Exercise brief:
Reproduce the listing exactly, with no pictures in your copy.
----- Supplied data
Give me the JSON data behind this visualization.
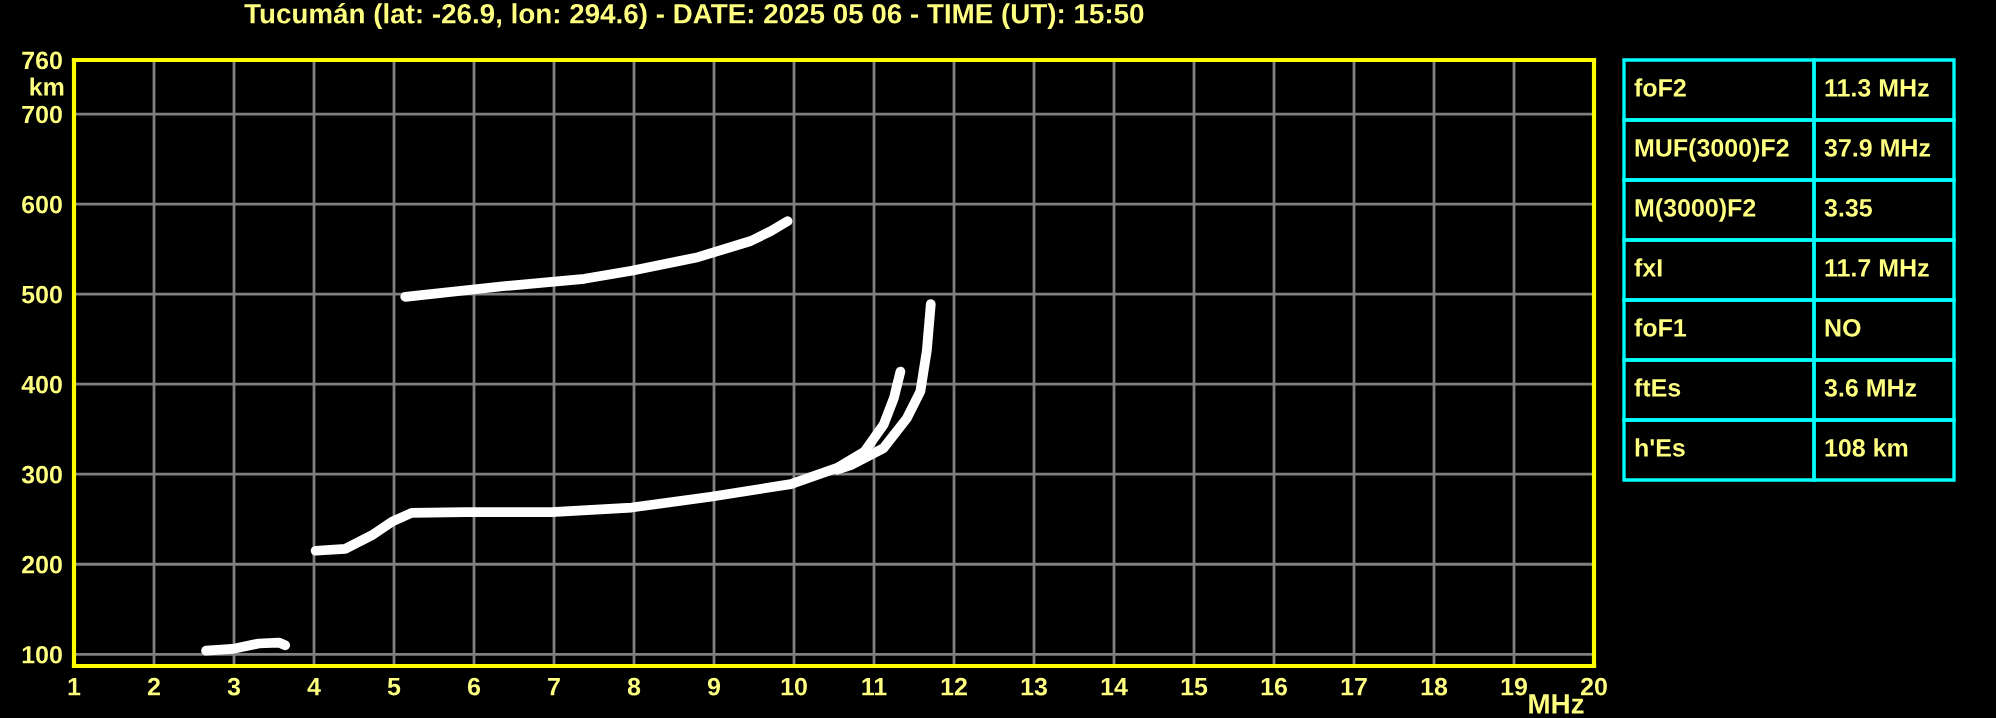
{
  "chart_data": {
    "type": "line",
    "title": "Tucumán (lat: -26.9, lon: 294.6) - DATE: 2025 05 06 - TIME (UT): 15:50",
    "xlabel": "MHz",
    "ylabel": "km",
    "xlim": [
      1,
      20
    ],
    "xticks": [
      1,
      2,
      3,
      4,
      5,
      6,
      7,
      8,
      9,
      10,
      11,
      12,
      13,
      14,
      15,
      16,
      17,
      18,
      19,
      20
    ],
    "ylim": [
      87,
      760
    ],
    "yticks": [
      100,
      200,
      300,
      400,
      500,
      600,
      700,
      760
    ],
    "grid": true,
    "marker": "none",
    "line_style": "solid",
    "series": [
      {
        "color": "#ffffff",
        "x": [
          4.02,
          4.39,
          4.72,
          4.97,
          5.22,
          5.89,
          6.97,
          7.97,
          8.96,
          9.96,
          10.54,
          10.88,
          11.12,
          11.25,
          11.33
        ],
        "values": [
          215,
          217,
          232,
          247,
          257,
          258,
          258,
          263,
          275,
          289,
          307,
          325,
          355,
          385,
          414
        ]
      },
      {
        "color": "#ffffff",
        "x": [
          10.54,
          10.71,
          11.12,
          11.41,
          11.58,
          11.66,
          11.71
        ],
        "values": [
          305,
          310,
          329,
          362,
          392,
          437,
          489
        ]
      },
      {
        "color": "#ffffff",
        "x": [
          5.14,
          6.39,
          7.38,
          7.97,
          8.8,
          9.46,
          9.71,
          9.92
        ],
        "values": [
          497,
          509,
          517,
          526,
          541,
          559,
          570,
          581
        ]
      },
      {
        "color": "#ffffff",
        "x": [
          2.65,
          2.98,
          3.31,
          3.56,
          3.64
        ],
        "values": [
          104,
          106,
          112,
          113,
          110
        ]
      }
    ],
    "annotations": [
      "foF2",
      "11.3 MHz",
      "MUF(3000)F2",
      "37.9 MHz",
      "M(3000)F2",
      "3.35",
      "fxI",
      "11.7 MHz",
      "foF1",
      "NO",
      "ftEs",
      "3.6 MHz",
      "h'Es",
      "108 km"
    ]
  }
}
----------
Answer to this exercise:
Give me the JSON data behind this visualization.
{
  "chart_data": {
    "type": "line",
    "title": "Tucumán (lat: -26.9, lon: 294.6) - DATE: 2025 05 06 - TIME (UT): 15:50",
    "xlabel": "MHz",
    "ylabel": "km",
    "xlim": [
      1,
      20
    ],
    "xticks": [
      1,
      2,
      3,
      4,
      5,
      6,
      7,
      8,
      9,
      10,
      11,
      12,
      13,
      14,
      15,
      16,
      17,
      18,
      19,
      20
    ],
    "ylim": [
      87,
      760
    ],
    "yticks": [
      100,
      200,
      300,
      400,
      500,
      600,
      700,
      760
    ],
    "grid": true,
    "marker": "none",
    "line_style": "solid",
    "series": [
      {
        "color": "#ffffff",
        "x": [
          4.02,
          4.39,
          4.72,
          4.97,
          5.22,
          5.89,
          6.97,
          7.97,
          8.96,
          9.96,
          10.54,
          10.88,
          11.12,
          11.25,
          11.33
        ],
        "values": [
          215,
          217,
          232,
          247,
          257,
          258,
          258,
          263,
          275,
          289,
          307,
          325,
          355,
          385,
          414
        ]
      },
      {
        "color": "#ffffff",
        "x": [
          10.54,
          10.71,
          11.12,
          11.41,
          11.58,
          11.66,
          11.71
        ],
        "values": [
          305,
          310,
          329,
          362,
          392,
          437,
          489
        ]
      },
      {
        "color": "#ffffff",
        "x": [
          5.14,
          6.39,
          7.38,
          7.97,
          8.8,
          9.46,
          9.71,
          9.92
        ],
        "values": [
          497,
          509,
          517,
          526,
          541,
          559,
          570,
          581
        ]
      },
      {
        "color": "#ffffff",
        "x": [
          2.65,
          2.98,
          3.31,
          3.56,
          3.64
        ],
        "values": [
          104,
          106,
          112,
          113,
          110
        ]
      }
    ],
    "annotations": [
      "foF2",
      "11.3 MHz",
      "MUF(3000)F2",
      "37.9 MHz",
      "M(3000)F2",
      "3.35",
      "fxI",
      "11.7 MHz",
      "foF1",
      "NO",
      "ftEs",
      "3.6 MHz",
      "h'Es",
      "108 km"
    ]
  }
}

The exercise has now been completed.